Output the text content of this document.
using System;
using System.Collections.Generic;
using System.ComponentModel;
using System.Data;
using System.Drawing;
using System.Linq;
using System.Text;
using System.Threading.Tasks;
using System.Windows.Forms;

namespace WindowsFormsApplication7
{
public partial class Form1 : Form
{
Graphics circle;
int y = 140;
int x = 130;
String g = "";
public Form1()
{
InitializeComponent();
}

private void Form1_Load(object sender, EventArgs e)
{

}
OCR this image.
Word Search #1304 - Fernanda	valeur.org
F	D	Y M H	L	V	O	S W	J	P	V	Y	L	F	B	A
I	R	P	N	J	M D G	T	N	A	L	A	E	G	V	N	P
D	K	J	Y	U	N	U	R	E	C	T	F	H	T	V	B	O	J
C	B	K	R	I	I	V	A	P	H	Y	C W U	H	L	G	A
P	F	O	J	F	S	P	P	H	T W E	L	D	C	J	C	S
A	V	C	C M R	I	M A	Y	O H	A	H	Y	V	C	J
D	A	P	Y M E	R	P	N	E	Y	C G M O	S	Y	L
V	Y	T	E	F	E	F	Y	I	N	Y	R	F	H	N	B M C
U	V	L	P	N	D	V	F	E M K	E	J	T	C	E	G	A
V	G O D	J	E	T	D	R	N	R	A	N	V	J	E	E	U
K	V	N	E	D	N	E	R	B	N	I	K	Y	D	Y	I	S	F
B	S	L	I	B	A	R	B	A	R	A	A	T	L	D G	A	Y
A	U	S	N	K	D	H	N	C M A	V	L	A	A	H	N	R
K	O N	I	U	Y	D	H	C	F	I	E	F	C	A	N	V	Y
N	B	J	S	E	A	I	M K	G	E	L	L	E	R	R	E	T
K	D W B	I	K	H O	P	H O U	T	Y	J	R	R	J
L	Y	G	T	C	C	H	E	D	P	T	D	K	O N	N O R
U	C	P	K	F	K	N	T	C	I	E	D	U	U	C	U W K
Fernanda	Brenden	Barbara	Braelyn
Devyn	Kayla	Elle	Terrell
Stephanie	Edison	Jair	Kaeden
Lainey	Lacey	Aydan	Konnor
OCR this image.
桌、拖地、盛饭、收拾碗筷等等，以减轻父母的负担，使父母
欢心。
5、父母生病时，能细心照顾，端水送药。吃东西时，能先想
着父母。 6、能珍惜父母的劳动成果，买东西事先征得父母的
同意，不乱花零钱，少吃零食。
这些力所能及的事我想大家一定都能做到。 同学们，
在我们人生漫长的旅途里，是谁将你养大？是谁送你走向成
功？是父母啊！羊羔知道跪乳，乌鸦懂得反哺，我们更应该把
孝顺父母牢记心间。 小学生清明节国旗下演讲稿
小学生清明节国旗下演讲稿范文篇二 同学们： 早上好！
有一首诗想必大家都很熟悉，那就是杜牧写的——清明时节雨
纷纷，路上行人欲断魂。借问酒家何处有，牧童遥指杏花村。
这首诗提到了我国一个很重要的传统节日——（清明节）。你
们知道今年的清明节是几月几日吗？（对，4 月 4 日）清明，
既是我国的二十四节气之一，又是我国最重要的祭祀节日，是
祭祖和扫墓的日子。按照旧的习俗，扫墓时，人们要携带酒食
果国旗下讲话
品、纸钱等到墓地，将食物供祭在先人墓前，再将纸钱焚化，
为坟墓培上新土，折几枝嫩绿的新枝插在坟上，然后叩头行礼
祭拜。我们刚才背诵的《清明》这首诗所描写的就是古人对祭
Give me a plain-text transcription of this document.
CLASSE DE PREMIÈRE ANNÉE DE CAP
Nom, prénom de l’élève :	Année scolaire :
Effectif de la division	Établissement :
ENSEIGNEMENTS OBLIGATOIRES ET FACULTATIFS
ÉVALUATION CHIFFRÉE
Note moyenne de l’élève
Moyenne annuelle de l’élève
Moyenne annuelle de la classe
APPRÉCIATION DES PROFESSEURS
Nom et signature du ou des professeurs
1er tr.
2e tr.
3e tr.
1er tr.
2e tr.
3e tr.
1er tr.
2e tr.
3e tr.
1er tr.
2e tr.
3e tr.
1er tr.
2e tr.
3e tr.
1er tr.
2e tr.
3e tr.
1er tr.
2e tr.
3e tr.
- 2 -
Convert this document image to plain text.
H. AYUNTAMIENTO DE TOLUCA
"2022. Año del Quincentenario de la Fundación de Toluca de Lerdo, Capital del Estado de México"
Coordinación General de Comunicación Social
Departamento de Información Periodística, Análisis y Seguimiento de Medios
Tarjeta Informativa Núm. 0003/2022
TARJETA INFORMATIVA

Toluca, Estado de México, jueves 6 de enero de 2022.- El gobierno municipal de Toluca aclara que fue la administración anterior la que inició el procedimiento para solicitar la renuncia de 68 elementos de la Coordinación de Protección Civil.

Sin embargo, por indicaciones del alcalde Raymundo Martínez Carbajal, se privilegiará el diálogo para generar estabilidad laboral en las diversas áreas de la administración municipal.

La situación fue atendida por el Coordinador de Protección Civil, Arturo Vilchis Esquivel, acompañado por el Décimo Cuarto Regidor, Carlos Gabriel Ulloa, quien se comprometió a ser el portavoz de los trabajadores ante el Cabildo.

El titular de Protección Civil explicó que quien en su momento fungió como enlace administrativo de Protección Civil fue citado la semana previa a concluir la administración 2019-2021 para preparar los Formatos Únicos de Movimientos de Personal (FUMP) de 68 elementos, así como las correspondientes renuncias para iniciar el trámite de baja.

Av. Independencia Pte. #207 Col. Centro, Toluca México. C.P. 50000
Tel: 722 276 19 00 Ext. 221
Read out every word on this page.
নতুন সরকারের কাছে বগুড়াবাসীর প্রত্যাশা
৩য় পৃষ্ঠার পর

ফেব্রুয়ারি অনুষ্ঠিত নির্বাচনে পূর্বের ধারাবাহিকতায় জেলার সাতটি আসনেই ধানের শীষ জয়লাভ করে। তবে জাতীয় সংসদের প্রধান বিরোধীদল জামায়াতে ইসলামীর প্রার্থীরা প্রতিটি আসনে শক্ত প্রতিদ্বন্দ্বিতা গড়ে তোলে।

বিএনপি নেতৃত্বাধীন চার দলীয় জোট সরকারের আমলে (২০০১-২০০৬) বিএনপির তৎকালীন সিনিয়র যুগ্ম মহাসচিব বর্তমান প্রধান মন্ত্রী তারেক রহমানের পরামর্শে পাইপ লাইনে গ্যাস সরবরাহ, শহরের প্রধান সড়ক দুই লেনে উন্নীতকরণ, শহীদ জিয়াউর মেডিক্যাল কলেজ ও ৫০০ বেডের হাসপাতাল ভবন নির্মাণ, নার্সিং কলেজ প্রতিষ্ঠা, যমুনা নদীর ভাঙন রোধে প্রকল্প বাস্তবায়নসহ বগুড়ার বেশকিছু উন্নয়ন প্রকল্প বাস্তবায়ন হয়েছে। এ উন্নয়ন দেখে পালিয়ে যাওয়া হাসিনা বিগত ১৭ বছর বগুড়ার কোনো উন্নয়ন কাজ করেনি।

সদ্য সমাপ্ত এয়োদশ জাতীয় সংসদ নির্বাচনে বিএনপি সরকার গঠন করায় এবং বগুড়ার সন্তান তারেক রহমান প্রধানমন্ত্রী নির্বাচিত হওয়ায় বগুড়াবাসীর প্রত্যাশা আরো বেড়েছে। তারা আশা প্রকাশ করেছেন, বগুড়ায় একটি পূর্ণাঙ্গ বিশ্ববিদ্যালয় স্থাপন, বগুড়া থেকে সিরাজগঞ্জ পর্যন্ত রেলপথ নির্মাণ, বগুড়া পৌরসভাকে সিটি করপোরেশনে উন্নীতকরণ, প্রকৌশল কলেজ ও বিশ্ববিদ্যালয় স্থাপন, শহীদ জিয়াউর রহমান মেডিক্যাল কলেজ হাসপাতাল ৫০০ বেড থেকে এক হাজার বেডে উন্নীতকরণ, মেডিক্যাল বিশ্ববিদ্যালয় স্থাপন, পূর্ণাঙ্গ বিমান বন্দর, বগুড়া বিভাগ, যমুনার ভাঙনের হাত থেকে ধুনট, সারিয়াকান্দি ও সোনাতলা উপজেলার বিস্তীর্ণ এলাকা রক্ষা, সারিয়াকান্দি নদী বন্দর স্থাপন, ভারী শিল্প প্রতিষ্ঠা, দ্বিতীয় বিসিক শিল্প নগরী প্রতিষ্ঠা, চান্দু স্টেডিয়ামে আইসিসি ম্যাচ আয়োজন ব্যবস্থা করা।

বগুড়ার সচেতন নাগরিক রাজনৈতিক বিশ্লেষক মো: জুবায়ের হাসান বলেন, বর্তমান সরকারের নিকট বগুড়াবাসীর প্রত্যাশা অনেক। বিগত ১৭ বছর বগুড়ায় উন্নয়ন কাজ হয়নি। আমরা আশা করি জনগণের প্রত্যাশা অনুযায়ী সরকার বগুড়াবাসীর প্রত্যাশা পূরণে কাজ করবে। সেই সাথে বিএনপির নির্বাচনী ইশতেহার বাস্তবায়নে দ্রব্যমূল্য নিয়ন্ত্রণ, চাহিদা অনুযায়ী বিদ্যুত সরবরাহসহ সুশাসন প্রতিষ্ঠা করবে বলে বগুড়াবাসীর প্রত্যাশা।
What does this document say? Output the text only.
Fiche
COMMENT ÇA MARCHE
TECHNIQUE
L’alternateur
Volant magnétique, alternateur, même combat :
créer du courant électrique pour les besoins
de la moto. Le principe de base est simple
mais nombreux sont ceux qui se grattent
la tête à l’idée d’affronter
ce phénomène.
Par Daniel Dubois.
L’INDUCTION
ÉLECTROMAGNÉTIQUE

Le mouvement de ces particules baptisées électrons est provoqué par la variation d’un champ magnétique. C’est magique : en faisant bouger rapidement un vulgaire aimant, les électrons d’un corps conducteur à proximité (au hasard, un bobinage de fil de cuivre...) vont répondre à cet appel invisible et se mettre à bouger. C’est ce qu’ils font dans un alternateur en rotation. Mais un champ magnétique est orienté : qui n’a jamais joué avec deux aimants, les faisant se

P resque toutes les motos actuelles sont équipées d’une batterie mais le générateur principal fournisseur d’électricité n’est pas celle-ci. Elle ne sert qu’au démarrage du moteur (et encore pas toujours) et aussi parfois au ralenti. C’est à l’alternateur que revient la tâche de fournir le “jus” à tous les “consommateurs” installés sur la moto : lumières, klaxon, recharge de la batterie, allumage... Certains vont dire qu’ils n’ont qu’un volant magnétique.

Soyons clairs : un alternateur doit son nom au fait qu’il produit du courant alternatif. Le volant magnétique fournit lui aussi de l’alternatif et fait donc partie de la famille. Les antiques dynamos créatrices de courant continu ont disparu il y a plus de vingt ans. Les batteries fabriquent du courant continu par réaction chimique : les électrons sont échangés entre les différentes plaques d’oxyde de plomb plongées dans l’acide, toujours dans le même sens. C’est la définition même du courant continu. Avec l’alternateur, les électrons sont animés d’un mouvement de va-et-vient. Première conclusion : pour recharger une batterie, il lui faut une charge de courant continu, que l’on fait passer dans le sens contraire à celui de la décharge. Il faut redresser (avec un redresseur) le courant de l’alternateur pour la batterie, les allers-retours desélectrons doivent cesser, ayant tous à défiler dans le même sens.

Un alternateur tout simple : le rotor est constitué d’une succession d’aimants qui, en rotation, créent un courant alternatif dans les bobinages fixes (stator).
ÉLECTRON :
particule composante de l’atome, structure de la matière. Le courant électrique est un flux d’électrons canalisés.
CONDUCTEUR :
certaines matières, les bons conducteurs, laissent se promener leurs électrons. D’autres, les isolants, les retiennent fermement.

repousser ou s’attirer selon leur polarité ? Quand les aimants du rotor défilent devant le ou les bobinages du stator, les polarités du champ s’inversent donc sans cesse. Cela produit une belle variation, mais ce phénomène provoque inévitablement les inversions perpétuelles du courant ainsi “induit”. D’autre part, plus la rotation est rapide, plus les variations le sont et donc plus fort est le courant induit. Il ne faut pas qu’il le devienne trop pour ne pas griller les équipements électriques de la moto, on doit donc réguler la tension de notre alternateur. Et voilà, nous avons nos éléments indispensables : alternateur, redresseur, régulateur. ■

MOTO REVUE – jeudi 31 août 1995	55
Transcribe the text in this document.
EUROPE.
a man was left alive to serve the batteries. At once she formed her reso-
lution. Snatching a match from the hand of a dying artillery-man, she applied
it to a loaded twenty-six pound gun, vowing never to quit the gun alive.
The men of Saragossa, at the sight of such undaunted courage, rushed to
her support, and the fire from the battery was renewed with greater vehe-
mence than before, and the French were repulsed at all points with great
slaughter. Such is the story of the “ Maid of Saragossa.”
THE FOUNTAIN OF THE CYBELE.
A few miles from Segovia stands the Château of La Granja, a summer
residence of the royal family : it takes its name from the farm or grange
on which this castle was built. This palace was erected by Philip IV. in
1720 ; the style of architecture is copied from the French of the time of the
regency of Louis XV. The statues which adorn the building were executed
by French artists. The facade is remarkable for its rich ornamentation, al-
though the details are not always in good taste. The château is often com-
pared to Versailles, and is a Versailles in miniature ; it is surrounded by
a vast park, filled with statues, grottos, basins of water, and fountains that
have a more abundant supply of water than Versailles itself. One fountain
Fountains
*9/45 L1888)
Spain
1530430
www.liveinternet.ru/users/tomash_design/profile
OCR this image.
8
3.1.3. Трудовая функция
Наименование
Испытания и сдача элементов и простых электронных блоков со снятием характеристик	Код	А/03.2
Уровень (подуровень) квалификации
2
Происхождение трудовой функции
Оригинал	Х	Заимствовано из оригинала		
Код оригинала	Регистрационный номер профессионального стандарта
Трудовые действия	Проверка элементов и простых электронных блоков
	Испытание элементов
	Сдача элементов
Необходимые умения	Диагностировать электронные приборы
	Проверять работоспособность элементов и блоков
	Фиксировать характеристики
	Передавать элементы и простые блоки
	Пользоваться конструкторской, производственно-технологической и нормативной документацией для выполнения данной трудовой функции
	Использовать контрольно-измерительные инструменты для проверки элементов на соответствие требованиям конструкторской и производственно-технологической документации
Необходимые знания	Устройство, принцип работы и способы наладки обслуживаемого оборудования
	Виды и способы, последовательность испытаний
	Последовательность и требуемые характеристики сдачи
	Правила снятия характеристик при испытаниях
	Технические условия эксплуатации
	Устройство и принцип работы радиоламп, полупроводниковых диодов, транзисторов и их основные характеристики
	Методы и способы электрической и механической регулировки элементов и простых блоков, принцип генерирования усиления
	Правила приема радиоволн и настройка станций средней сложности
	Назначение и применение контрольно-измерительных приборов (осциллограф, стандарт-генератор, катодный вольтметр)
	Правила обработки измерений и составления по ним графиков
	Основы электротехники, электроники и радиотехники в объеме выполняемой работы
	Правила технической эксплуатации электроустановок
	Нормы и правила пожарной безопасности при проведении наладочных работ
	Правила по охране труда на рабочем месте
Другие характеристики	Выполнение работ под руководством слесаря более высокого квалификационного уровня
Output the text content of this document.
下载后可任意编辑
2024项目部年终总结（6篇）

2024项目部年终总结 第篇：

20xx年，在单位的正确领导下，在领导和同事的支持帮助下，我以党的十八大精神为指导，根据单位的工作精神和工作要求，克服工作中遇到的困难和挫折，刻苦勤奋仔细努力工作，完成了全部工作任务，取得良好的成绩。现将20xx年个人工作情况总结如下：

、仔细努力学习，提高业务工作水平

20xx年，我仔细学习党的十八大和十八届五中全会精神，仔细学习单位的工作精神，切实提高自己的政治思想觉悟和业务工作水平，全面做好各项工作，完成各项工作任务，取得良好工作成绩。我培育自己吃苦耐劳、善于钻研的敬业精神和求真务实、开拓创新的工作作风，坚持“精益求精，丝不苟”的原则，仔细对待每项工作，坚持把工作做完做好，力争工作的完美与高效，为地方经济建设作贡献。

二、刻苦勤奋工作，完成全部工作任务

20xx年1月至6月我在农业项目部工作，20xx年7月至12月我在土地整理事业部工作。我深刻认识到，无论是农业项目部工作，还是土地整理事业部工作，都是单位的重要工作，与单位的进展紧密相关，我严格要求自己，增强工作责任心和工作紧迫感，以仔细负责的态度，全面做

────────────────

WORK TO DO
List every line in the records above that contains the word "from".

PROBLEM SOLUTION
lution. Snatching a match from the hand of a dying artillery-man, she applied
her support, and the fire from the battery was renewed with greater vehe-
A few miles from Segovia stands the Château of La Granja, a summer
residence of the royal family : it takes its name from the farm or grange
1720 ; the style of architecture is copied from the French of the time of the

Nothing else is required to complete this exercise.